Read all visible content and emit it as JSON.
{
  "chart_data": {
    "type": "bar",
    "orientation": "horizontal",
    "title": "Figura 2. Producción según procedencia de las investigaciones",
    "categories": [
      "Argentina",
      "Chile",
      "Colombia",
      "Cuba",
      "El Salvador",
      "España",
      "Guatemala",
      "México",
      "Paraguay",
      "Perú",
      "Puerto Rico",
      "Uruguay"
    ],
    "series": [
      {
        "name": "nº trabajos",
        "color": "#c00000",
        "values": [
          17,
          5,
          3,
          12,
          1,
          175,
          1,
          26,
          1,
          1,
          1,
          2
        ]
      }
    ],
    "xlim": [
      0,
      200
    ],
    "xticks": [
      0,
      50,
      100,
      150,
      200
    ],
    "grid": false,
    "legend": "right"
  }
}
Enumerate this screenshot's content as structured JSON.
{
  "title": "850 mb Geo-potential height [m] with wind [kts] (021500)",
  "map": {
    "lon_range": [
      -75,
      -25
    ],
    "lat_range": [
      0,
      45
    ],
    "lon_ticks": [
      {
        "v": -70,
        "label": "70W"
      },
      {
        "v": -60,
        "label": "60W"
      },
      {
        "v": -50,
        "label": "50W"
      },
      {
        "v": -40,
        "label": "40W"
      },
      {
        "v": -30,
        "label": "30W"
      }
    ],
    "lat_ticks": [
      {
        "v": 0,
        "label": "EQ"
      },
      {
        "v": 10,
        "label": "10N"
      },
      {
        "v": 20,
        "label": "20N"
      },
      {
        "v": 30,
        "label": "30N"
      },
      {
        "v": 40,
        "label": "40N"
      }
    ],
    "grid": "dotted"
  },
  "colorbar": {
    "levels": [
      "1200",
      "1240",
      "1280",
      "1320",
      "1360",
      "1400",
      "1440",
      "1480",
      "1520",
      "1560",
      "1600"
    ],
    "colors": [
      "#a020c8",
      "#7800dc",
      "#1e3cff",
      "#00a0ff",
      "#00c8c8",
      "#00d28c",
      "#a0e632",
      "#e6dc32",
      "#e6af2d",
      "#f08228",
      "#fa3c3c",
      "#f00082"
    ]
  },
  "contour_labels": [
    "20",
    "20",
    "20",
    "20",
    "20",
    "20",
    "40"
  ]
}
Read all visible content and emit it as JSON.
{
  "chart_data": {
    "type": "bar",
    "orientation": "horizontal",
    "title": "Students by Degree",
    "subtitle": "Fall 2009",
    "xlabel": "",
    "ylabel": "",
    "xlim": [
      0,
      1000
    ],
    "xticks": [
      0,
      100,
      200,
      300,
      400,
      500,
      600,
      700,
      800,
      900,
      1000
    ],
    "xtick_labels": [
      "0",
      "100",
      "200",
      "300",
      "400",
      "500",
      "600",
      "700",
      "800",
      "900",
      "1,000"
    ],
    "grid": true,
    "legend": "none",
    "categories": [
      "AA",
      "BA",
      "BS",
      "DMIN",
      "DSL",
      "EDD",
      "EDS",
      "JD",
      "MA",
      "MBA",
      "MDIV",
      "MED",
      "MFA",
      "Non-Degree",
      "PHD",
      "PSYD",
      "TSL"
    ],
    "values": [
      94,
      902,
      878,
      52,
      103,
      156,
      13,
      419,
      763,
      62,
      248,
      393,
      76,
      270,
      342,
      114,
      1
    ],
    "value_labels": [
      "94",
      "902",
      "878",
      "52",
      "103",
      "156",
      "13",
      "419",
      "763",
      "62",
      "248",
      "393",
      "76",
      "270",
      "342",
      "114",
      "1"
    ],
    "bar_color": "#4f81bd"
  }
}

*****

• Your task: Return the listing above word for word.

• Answer for this exercise:
Read all visible content and emit it as JSON.
{
  "chart_data": {
    "type": "bar",
    "orientation": "horizontal",
    "title": "Figura 2. Producción según procedencia de las investigaciones",
    "categories": [
      "Argentina",
      "Chile",
      "Colombia",
      "Cuba",
      "El Salvador",
      "España",
      "Guatemala",
      "México",
      "Paraguay",
      "Perú",
      "Puerto Rico",
      "Uruguay"
    ],
    "series": [
      {
        "name": "nº trabajos",
        "color": "#c00000",
        "values": [
          17,
          5,
          3,
          12,
          1,
          175,
          1,
          26,
          1,
          1,
          1,
          2
        ]
      }
    ],
    "xlim": [
      0,
      200
    ],
    "xticks": [
      0,
      50,
      100,
      150,
      200
    ],
    "grid": false,
    "legend": "right"
  }
}
Enumerate this screenshot's content as structured JSON.
{
  "title": "850 mb Geo-potential height [m] with wind [kts] (021500)",
  "map": {
    "lon_range": [
      -75,
      -25
    ],
    "lat_range": [
      0,
      45
    ],
    "lon_ticks": [
      {
        "v": -70,
        "label": "70W"
      },
      {
        "v": -60,
        "label": "60W"
      },
      {
        "v": -50,
        "label": "50W"
      },
      {
        "v": -40,
        "label": "40W"
      },
      {
        "v": -30,
        "label": "30W"
      }
    ],
    "lat_ticks": [
      {
        "v": 0,
        "label": "EQ"
      },
      {
        "v": 10,
        "label": "10N"
      },
      {
        "v": 20,
        "label": "20N"
      },
      {
        "v": 30,
        "label": "30N"
      },
      {
        "v": 40,
        "label": "40N"
      }
    ],
    "grid": "dotted"
  },
  "colorbar": {
    "levels": [
      "1200",
      "1240",
      "1280",
      "1320",
      "1360",
      "1400",
      "1440",
      "1480",
      "1520",
      "1560",
      "1600"
    ],
    "colors": [
      "#a020c8",
      "#7800dc",
      "#1e3cff",
      "#00a0ff",
      "#00c8c8",
      "#00d28c",
      "#a0e632",
      "#e6dc32",
      "#e6af2d",
      "#f08228",
      "#fa3c3c",
      "#f00082"
    ]
  },
  "contour_labels": [
    "20",
    "20",
    "20",
    "20",
    "20",
    "20",
    "40"
  ]
}
Read all visible content and emit it as JSON.
{
  "chart_data": {
    "type": "bar",
    "orientation": "horizontal",
    "title": "Students by Degree",
    "subtitle": "Fall 2009",
    "xlabel": "",
    "ylabel": "",
    "xlim": [
      0,
      1000
    ],
    "xticks": [
      0,
      100,
      200,
      300,
      400,
      500,
      600,
      700,
      800,
      900,
      1000
    ],
    "xtick_labels": [
      "0",
      "100",
      "200",
      "300",
      "400",
      "500",
      "600",
      "700",
      "800",
      "900",
      "1,000"
    ],
    "grid": true,
    "legend": "none",
    "categories": [
      "AA",
      "BA",
      "BS",
      "DMIN",
      "DSL",
      "EDD",
      "EDS",
      "JD",
      "MA",
      "MBA",
      "MDIV",
      "MED",
      "MFA",
      "Non-Degree",
      "PHD",
      "PSYD",
      "TSL"
    ],
    "values": [
      94,
      902,
      878,
      52,
      103,
      156,
      13,
      419,
      763,
      62,
      248,
      393,
      76,
      270,
      342,
      114,
      1
    ],
    "value_labels": [
      "94",
      "902",
      "878",
      "52",
      "103",
      "156",
      "13",
      "419",
      "763",
      "62",
      "248",
      "393",
      "76",
      "270",
      "342",
      "114",
      "1"
    ],
    "bar_color": "#4f81bd"
  }
}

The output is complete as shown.